*Task item*: Look for "structured" in each line of the entries, and return the matching lines.

____________________

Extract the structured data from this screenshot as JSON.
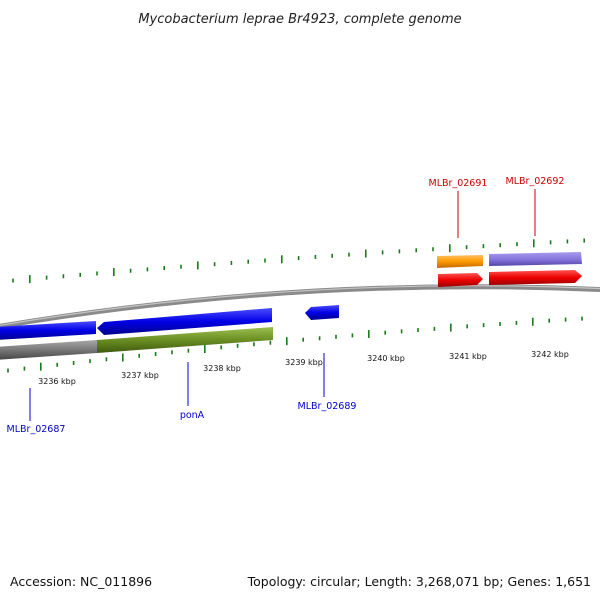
{
  "title": "Mycobacterium leprae Br4923, complete genome",
  "footer": {
    "accession": "Accession: NC_011896",
    "summary": "Topology: circular; Length: 3,268,071 bp; Genes: 1,651"
  },
  "scale": {
    "unit": "kbp",
    "ticks": [
      {
        "label": "3236 kbp"
      },
      {
        "label": "3237 kbp"
      },
      {
        "label": "3238 kbp"
      },
      {
        "label": "3239 kbp"
      },
      {
        "label": "3240 kbp"
      },
      {
        "label": "3241 kbp"
      },
      {
        "label": "3242 kbp"
      }
    ]
  },
  "gene_labels": [
    {
      "text": "MLBr_02691",
      "color": "#cc0000"
    },
    {
      "text": "MLBr_02692",
      "color": "#cc0000"
    },
    {
      "text": "MLBr_02687",
      "color": "#0000cc"
    },
    {
      "text": "ponA",
      "color": "#0000cc"
    },
    {
      "text": "MLBr_02689",
      "color": "#0000cc"
    }
  ],
  "colors": {
    "backbone": "#8a8a8a",
    "reverse_cds": "#0000e6",
    "forward_cds": "#ee0000",
    "gene_forward": "#8877dd",
    "gene_misc": "#ff9900",
    "gene_reverse": "#6b8e23",
    "gene_gray": "#777777",
    "tick": "#1a7a1a"
  }
}
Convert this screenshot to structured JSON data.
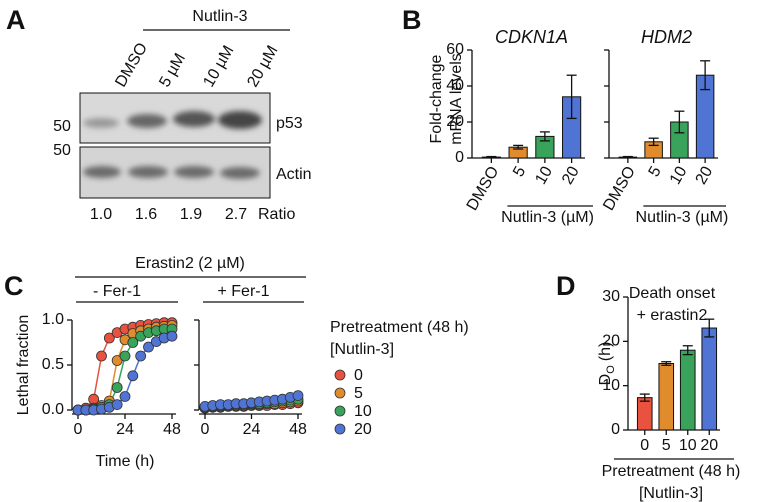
{
  "panel_labels": [
    "A",
    "B",
    "C",
    "D"
  ],
  "blot": {
    "treatment": "Nutlin-3",
    "lanes": [
      "DMSO",
      "5 µM",
      "10 µM",
      "20 µM"
    ],
    "markers": [
      "50",
      "50"
    ],
    "bands": [
      "p53",
      "Actin"
    ],
    "ratios": [
      "1.0",
      "1.6",
      "1.9",
      "2.7"
    ],
    "ratio_label": "Ratio"
  },
  "chart_data": [
    {
      "type": "bar",
      "title": "CDKN1A",
      "ylabel": [
        "Fold-change",
        "mRNA levels"
      ],
      "xlabel": "Nutlin-3 (µM)",
      "categories": [
        "DMSO",
        "5",
        "10",
        "20"
      ],
      "values": [
        0.5,
        6,
        12,
        34
      ],
      "errors": [
        0.3,
        1,
        2.5,
        12
      ],
      "colors": [
        "#e8523f",
        "#e08c2c",
        "#3aa35b",
        "#4f74d4"
      ],
      "ylim": [
        0,
        60
      ],
      "yticks": [
        0,
        20,
        40,
        60
      ],
      "show_ytick_labels": true
    },
    {
      "type": "bar",
      "title": "HDM2",
      "xlabel": "Nutlin-3 (µM)",
      "categories": [
        "DMSO",
        "5",
        "10",
        "20"
      ],
      "values": [
        0.5,
        9,
        20,
        46
      ],
      "errors": [
        0.3,
        2,
        6,
        8
      ],
      "colors": [
        "#e8523f",
        "#e08c2c",
        "#3aa35b",
        "#4f74d4"
      ],
      "ylim": [
        0,
        60
      ],
      "yticks": [
        0,
        20,
        40,
        60
      ],
      "show_ytick_labels": false
    },
    {
      "type": "line",
      "supertitle": "Erastin2 (2 µM)",
      "title": "- Fer-1",
      "ylabel": "Lethal fraction",
      "xlabel": "Time (h)",
      "x": [
        0,
        4,
        8,
        12,
        16,
        20,
        24,
        28,
        32,
        36,
        40,
        44,
        48
      ],
      "xlim": [
        0,
        48
      ],
      "xticks": [
        0,
        24,
        48
      ],
      "ylim": [
        0,
        1
      ],
      "yticks": [
        {
          "value": 0,
          "label": "0.0"
        },
        {
          "value": 0.5,
          "label": "0.5"
        },
        {
          "value": 1,
          "label": "1.0"
        }
      ],
      "show_ytick_labels": true,
      "legend": true,
      "legend_title": [
        "Pretreatment (48 h)",
        "[Nutlin-3]"
      ],
      "series": [
        {
          "name": "0",
          "color": "#e8523f",
          "values": [
            0,
            0.02,
            0.12,
            0.6,
            0.8,
            0.86,
            0.9,
            0.92,
            0.94,
            0.95,
            0.96,
            0.97,
            0.97
          ]
        },
        {
          "name": "5",
          "color": "#e08c2c",
          "values": [
            0,
            0,
            0.02,
            0.05,
            0.1,
            0.55,
            0.78,
            0.85,
            0.88,
            0.9,
            0.92,
            0.93,
            0.94
          ]
        },
        {
          "name": "10",
          "color": "#3aa35b",
          "values": [
            0,
            0,
            0.01,
            0.03,
            0.06,
            0.25,
            0.6,
            0.75,
            0.82,
            0.86,
            0.88,
            0.9,
            0.9
          ]
        },
        {
          "name": "20",
          "color": "#4f74d4",
          "values": [
            0,
            0,
            0,
            0.01,
            0.03,
            0.06,
            0.15,
            0.38,
            0.6,
            0.7,
            0.76,
            0.8,
            0.82
          ]
        }
      ]
    },
    {
      "type": "line",
      "title": "+ Fer-1",
      "x": [
        0,
        4,
        8,
        12,
        16,
        20,
        24,
        28,
        32,
        36,
        40,
        44,
        48
      ],
      "xlim": [
        0,
        48
      ],
      "xticks": [
        0,
        24,
        48
      ],
      "ylim": [
        0,
        1
      ],
      "yticks": [
        {
          "value": 0,
          "label": "0.0"
        },
        {
          "value": 0.5,
          "label": "0.5"
        },
        {
          "value": 1,
          "label": "1.0"
        }
      ],
      "show_ytick_labels": false,
      "legend": false,
      "series": [
        {
          "name": "0",
          "color": "#e8523f",
          "values": [
            0.02,
            0.03,
            0.03,
            0.04,
            0.04,
            0.04,
            0.05,
            0.05,
            0.05,
            0.06,
            0.06,
            0.07,
            0.08
          ]
        },
        {
          "name": "5",
          "color": "#e08c2c",
          "values": [
            0.03,
            0.04,
            0.04,
            0.05,
            0.05,
            0.05,
            0.06,
            0.06,
            0.07,
            0.07,
            0.08,
            0.09,
            0.1
          ]
        },
        {
          "name": "10",
          "color": "#3aa35b",
          "values": [
            0.03,
            0.04,
            0.05,
            0.05,
            0.06,
            0.06,
            0.07,
            0.07,
            0.08,
            0.09,
            0.1,
            0.11,
            0.12
          ]
        },
        {
          "name": "20",
          "color": "#4f74d4",
          "values": [
            0.04,
            0.05,
            0.06,
            0.06,
            0.07,
            0.07,
            0.08,
            0.09,
            0.1,
            0.11,
            0.12,
            0.14,
            0.16
          ]
        }
      ]
    },
    {
      "type": "bar",
      "title": [
        "Death onset",
        "+ erastin2"
      ],
      "ylabel_main": "D",
      "ylabel_sub": "O",
      "ylabel_unit": "(h)",
      "xlabel": [
        "Pretreatment (48 h)",
        "[Nutlin-3]"
      ],
      "categories": [
        "0",
        "5",
        "10",
        "20"
      ],
      "values": [
        7.3,
        15,
        18,
        23
      ],
      "errors": [
        0.8,
        0.4,
        1,
        2
      ],
      "colors": [
        "#e8523f",
        "#e08c2c",
        "#3aa35b",
        "#4f74d4"
      ],
      "ylim": [
        0,
        30
      ],
      "yticks": [
        0,
        10,
        20,
        30
      ],
      "show_ytick_labels": true
    }
  ]
}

____________________

*Your response*:
Extract the structured data from this screenshot as JSON.
Convert this screenshot to structured JSON data.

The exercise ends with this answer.